↓
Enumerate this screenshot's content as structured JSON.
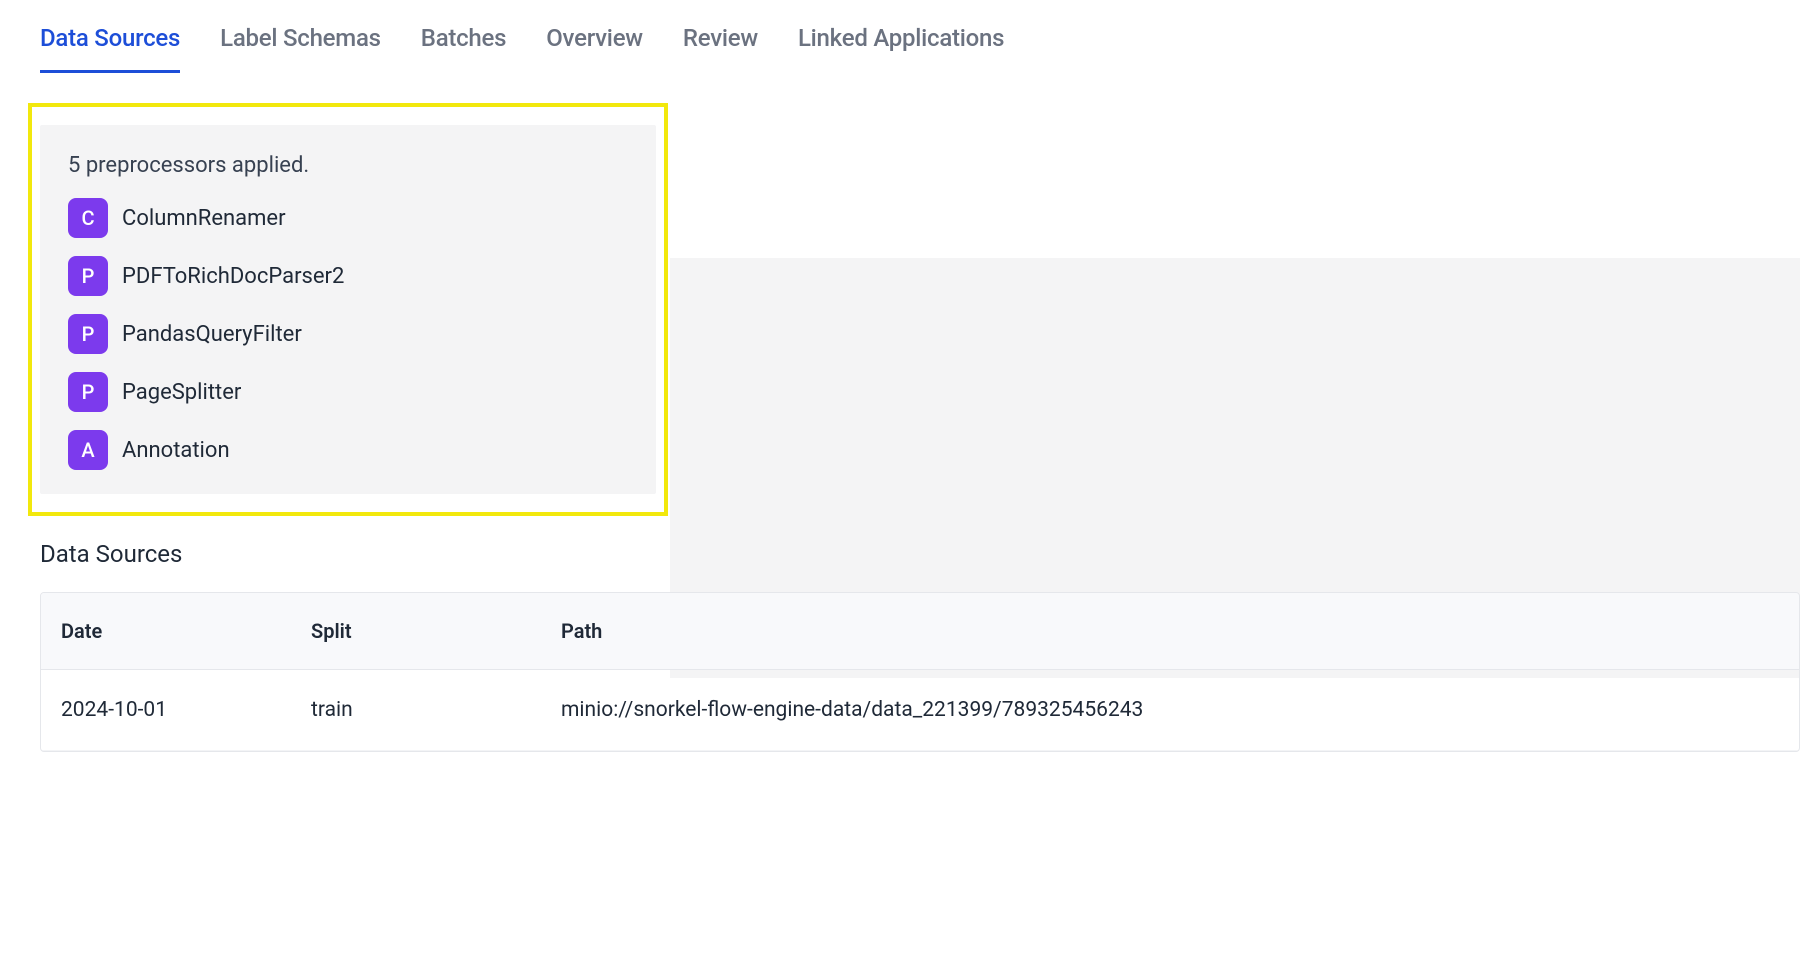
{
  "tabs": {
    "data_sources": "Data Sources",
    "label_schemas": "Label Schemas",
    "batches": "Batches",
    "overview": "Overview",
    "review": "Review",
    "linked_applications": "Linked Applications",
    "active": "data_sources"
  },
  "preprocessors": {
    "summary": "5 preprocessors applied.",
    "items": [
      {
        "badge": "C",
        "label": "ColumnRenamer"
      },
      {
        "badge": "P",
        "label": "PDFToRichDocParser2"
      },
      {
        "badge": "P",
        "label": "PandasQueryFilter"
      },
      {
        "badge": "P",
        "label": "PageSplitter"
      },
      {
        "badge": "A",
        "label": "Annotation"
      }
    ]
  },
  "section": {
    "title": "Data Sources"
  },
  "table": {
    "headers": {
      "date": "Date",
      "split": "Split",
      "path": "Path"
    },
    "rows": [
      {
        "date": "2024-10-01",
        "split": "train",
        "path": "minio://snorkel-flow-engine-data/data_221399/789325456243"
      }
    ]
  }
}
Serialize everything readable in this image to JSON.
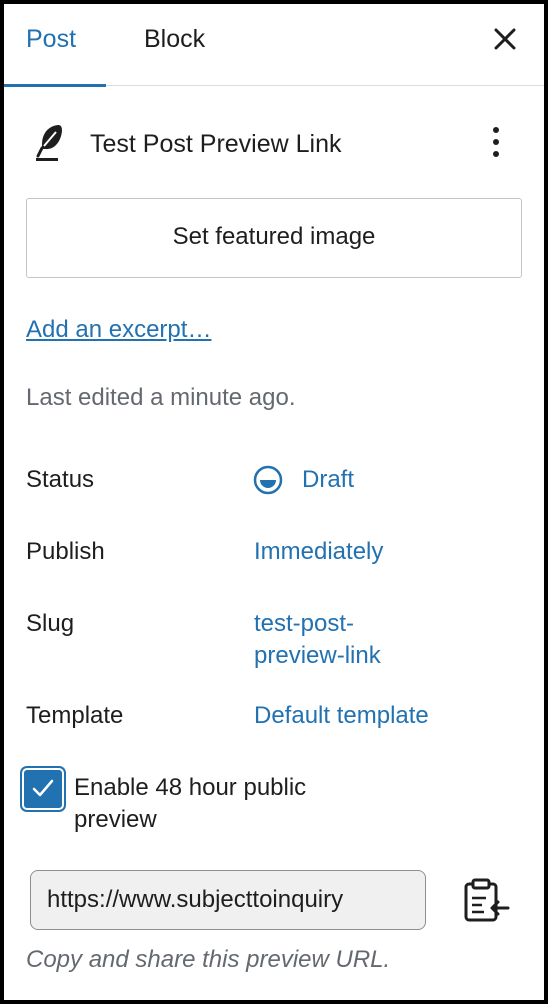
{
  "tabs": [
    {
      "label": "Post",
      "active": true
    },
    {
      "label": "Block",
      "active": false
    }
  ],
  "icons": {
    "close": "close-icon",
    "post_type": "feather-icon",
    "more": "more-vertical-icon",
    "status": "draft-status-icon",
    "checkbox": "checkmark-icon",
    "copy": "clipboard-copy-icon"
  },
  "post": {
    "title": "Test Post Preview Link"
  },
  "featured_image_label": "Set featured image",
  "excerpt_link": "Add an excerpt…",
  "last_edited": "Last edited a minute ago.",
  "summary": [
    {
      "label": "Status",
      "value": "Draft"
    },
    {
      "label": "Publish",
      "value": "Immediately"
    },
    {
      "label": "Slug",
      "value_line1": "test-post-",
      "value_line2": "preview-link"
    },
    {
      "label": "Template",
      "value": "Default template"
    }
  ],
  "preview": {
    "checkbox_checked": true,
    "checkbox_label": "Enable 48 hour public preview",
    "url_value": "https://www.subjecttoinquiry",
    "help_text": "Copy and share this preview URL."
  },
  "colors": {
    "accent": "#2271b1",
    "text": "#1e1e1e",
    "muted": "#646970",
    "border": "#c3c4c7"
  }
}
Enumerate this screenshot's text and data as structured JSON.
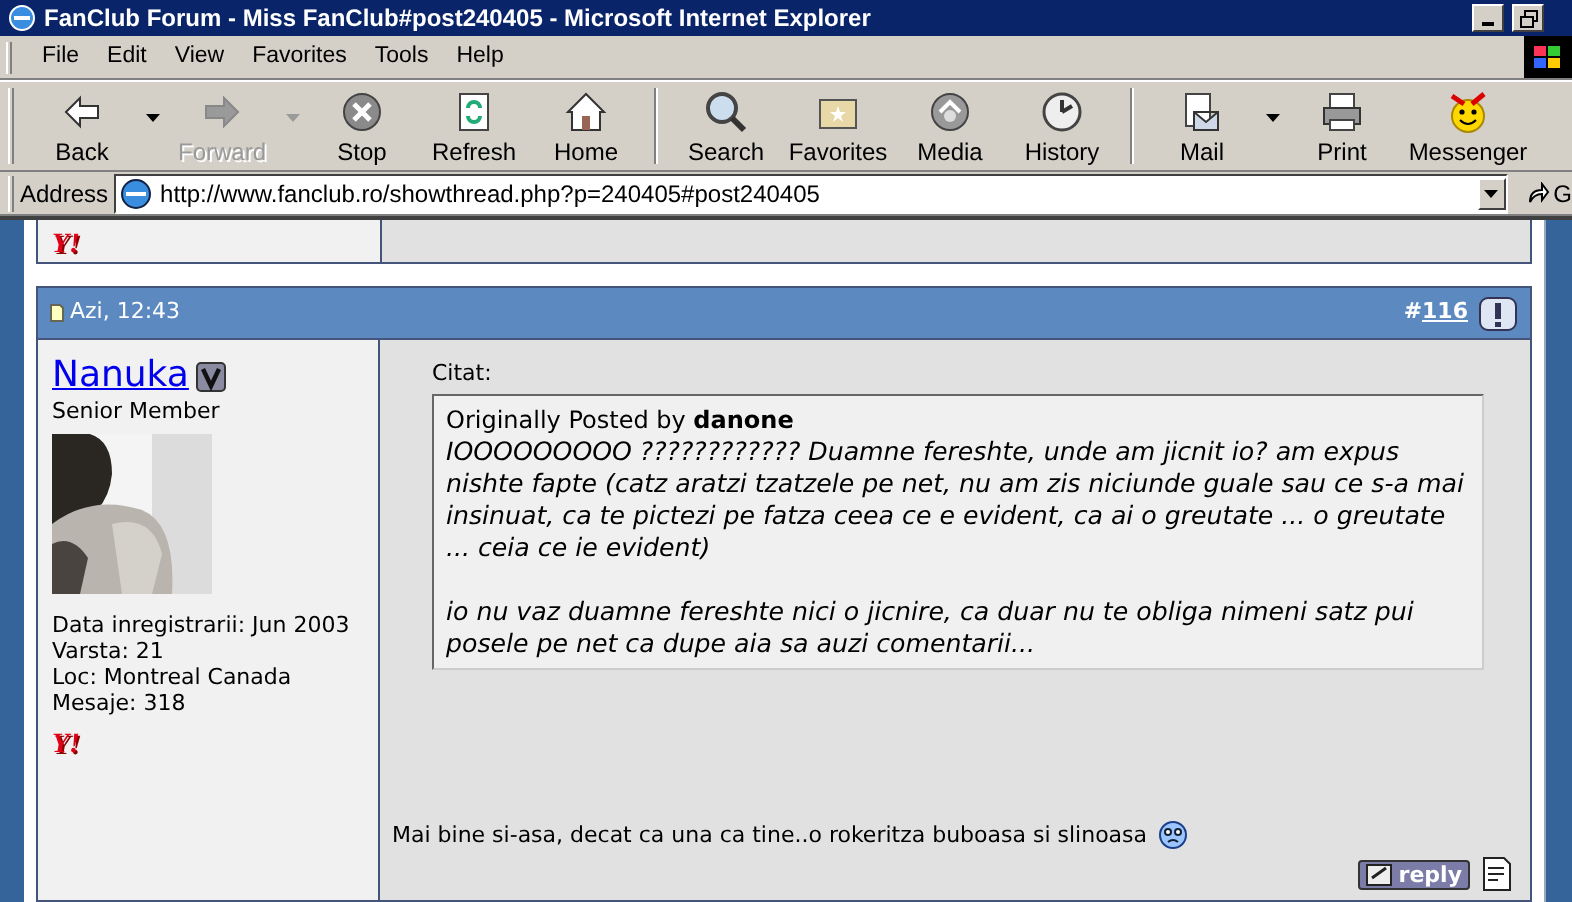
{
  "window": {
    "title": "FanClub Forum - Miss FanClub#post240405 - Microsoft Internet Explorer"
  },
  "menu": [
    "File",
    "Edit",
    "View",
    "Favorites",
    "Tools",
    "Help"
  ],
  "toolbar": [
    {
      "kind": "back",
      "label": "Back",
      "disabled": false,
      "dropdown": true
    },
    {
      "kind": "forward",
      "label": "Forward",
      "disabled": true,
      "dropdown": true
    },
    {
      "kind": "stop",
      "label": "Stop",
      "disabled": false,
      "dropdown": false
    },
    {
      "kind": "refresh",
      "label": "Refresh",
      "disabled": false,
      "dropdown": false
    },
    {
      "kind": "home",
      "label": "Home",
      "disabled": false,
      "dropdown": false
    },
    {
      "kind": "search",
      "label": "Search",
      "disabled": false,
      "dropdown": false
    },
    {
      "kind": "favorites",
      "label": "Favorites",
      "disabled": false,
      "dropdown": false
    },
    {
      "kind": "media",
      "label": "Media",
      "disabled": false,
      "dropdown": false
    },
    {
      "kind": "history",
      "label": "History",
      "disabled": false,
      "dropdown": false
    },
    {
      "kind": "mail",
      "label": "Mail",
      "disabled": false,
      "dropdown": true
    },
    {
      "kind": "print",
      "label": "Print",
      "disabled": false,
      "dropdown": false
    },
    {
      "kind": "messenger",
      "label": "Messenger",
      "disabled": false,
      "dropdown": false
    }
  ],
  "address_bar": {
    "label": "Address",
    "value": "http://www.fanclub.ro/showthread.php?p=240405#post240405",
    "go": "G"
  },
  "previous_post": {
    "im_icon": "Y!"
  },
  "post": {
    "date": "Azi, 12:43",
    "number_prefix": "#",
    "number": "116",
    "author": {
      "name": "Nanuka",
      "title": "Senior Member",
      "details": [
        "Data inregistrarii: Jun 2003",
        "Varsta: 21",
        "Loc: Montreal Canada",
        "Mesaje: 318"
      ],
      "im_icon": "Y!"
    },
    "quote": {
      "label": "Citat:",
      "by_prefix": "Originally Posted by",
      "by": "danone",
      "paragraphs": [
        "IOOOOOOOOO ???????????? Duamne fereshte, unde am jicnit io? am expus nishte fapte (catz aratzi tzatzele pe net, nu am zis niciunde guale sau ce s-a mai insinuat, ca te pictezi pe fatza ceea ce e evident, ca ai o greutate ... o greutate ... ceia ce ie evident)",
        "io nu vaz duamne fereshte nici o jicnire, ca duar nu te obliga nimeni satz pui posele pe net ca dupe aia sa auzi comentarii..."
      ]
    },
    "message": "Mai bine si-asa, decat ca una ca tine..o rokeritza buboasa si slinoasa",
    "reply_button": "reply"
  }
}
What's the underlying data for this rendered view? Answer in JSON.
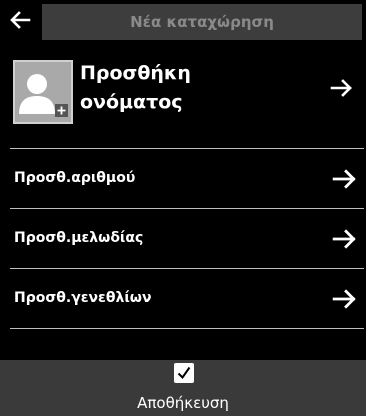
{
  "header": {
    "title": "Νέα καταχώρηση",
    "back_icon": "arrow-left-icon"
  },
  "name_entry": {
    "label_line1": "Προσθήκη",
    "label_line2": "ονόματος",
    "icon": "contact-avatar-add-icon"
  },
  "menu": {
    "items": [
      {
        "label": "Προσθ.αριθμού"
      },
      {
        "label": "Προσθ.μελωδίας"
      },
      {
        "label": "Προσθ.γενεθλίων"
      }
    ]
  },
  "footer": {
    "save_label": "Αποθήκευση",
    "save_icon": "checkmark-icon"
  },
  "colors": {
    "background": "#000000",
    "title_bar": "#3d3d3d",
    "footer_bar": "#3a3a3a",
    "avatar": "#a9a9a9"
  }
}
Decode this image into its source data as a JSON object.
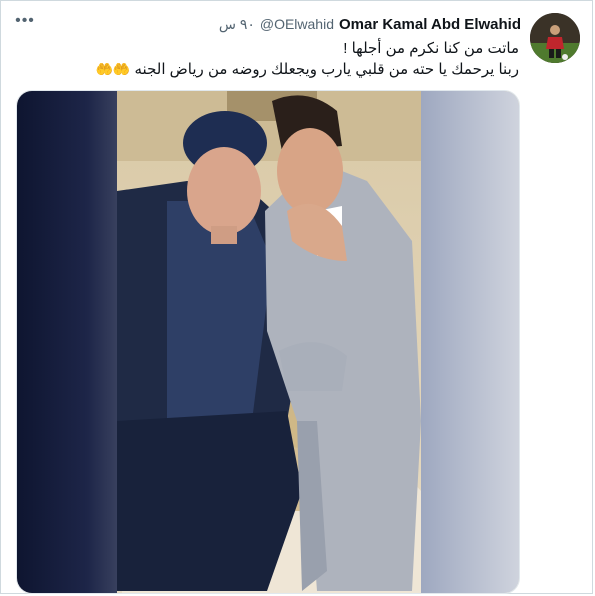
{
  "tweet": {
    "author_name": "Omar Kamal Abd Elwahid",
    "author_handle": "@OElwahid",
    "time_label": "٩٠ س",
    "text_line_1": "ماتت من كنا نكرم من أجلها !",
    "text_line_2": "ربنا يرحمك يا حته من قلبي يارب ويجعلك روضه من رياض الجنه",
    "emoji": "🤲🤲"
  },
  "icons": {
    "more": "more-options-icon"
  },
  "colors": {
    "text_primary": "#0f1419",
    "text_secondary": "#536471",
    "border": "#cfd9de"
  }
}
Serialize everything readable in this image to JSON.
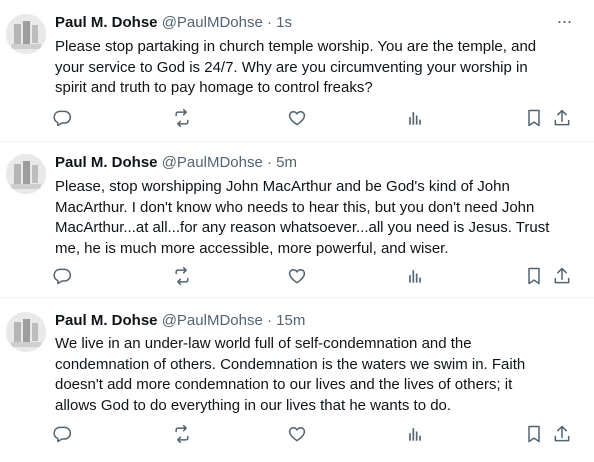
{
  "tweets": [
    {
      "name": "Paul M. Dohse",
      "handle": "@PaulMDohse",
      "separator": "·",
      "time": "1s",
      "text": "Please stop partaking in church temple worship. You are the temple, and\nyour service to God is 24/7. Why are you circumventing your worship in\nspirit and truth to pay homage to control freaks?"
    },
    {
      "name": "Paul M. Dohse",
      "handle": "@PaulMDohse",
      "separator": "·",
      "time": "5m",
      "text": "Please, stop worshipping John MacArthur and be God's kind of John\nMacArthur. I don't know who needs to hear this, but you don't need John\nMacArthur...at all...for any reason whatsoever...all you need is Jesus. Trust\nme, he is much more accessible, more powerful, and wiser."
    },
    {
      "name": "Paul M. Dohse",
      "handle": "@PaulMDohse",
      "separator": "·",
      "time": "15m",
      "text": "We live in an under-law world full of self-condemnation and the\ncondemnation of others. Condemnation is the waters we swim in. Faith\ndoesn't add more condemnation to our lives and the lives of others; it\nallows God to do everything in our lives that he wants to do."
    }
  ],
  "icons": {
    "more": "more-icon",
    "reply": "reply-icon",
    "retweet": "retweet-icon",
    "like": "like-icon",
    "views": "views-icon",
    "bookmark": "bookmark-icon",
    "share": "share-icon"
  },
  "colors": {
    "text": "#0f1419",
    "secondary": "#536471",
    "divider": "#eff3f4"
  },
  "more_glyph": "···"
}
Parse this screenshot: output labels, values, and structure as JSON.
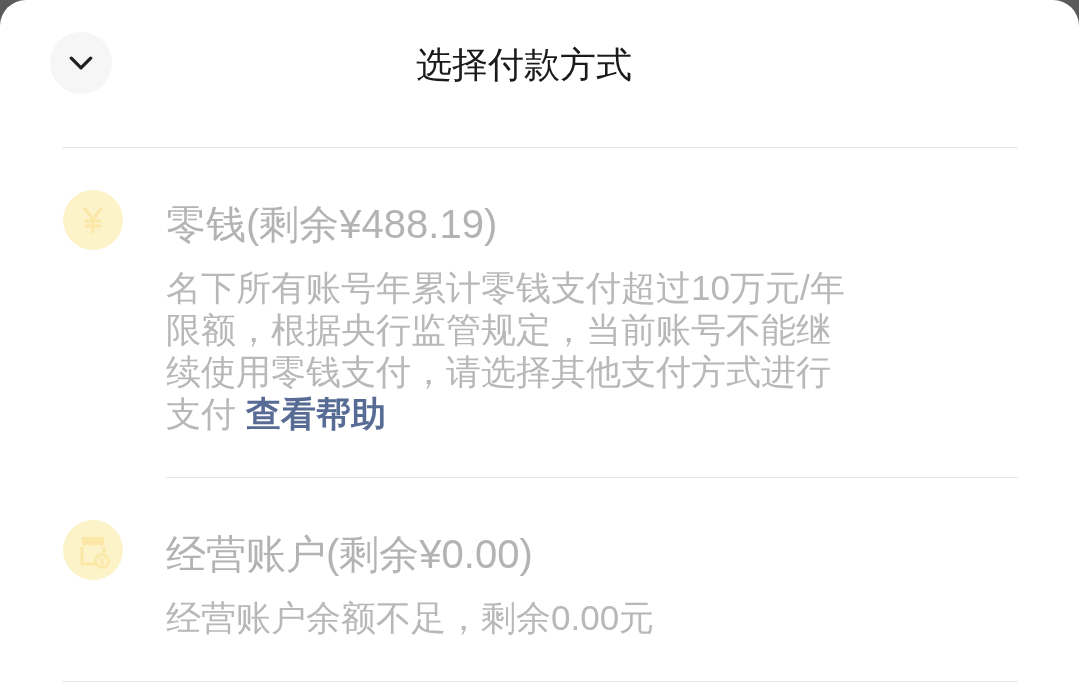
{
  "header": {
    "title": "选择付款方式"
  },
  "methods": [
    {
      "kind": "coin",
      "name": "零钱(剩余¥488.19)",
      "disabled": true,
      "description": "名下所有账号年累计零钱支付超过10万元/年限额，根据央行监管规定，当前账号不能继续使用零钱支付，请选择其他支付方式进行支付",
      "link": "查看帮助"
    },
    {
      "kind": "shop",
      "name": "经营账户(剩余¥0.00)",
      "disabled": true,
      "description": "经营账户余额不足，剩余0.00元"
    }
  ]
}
↑
*WHAT IS REQUIRED*: Tell how many lines include "checkmark". The number is the whole answer.

*RESULT FOR THIS TASK*: 2